Provided entries -
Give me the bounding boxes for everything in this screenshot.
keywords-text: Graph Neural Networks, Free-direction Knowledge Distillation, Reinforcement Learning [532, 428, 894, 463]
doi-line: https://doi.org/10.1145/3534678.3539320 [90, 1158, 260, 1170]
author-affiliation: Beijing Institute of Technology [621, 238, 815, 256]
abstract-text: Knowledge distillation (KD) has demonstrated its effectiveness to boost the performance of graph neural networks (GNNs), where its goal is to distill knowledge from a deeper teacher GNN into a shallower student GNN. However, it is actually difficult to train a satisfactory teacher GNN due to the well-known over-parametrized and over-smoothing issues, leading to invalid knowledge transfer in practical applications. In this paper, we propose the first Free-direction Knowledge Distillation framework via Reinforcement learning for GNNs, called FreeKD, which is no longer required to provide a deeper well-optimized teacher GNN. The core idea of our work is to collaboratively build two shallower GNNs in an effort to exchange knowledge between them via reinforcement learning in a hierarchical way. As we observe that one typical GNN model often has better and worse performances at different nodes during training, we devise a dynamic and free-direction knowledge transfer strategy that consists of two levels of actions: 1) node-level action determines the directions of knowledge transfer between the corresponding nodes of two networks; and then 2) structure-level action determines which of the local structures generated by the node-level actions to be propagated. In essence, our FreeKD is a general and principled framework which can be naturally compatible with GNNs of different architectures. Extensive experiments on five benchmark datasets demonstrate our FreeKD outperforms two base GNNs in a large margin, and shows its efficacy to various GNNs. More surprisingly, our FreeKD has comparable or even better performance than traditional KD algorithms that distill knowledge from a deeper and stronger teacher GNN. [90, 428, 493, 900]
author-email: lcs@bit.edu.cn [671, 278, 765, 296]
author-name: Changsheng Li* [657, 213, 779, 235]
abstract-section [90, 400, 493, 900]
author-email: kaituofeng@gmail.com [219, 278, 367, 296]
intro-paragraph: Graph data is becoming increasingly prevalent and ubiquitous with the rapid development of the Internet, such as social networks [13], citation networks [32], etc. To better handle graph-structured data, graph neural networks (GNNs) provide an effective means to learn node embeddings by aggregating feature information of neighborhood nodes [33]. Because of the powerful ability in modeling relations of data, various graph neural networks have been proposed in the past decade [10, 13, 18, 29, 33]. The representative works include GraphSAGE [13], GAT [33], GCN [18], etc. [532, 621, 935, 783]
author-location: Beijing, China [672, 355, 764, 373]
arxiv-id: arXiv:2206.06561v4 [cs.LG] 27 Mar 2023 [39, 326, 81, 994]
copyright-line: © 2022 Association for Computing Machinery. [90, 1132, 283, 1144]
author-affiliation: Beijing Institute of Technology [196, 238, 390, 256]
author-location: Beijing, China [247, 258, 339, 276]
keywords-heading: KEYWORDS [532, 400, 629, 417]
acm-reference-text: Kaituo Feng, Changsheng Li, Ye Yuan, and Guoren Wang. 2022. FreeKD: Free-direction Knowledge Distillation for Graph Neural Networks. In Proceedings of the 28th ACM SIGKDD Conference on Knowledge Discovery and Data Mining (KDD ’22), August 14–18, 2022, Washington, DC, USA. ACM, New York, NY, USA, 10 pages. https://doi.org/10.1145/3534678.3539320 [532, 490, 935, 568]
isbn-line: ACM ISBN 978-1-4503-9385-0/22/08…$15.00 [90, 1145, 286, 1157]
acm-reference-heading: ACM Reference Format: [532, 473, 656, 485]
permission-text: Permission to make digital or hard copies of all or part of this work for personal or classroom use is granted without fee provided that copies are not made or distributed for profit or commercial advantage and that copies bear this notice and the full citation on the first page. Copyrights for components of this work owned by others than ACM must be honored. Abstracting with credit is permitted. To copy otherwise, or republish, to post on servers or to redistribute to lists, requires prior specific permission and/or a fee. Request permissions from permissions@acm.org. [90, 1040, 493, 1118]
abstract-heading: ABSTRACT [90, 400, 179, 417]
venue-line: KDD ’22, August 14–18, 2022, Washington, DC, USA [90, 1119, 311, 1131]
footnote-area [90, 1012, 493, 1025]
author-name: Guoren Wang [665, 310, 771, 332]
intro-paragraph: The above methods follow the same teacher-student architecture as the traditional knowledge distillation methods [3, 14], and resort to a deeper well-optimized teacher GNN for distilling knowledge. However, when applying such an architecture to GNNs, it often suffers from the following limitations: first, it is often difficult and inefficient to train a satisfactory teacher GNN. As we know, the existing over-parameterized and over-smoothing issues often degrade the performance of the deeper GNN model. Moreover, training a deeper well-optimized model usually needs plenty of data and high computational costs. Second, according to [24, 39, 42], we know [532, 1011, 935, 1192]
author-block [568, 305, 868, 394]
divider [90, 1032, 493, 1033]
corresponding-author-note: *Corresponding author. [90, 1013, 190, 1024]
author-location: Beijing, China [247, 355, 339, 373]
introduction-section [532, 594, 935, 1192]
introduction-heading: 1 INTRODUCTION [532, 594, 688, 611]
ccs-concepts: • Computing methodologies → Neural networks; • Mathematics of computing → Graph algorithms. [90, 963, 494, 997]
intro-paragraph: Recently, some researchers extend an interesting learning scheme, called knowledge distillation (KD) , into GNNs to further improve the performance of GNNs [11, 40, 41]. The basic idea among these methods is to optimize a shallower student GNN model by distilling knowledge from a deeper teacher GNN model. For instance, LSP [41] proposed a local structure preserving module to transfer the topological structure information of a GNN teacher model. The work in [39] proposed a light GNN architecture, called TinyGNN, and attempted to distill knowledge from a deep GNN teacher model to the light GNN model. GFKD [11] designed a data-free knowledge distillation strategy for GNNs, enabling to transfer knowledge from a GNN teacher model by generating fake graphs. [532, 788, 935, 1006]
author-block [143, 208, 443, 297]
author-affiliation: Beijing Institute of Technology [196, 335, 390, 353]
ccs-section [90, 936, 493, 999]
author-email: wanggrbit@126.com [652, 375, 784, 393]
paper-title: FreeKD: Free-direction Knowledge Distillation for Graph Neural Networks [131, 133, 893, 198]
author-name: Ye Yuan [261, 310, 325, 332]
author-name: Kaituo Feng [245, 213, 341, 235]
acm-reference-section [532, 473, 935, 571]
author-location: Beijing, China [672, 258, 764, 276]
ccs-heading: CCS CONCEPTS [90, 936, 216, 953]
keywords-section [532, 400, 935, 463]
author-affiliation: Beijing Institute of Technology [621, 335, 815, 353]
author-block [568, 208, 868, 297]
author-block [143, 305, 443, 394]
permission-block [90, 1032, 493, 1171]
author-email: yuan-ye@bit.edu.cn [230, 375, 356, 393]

Problem details -
Quote the listing above, from its first line through the line containing "1158, 260, 1170]", inclusive.

Problem solution -
Give me the bounding boxes for everything in this screenshot.
keywords-text: Graph Neural Networks, Free-direction Knowledge Distillation, Reinforcement Learning [532, 428, 894, 463]
doi-line: https://doi.org/10.1145/3534678.3539320 [90, 1158, 260, 1170]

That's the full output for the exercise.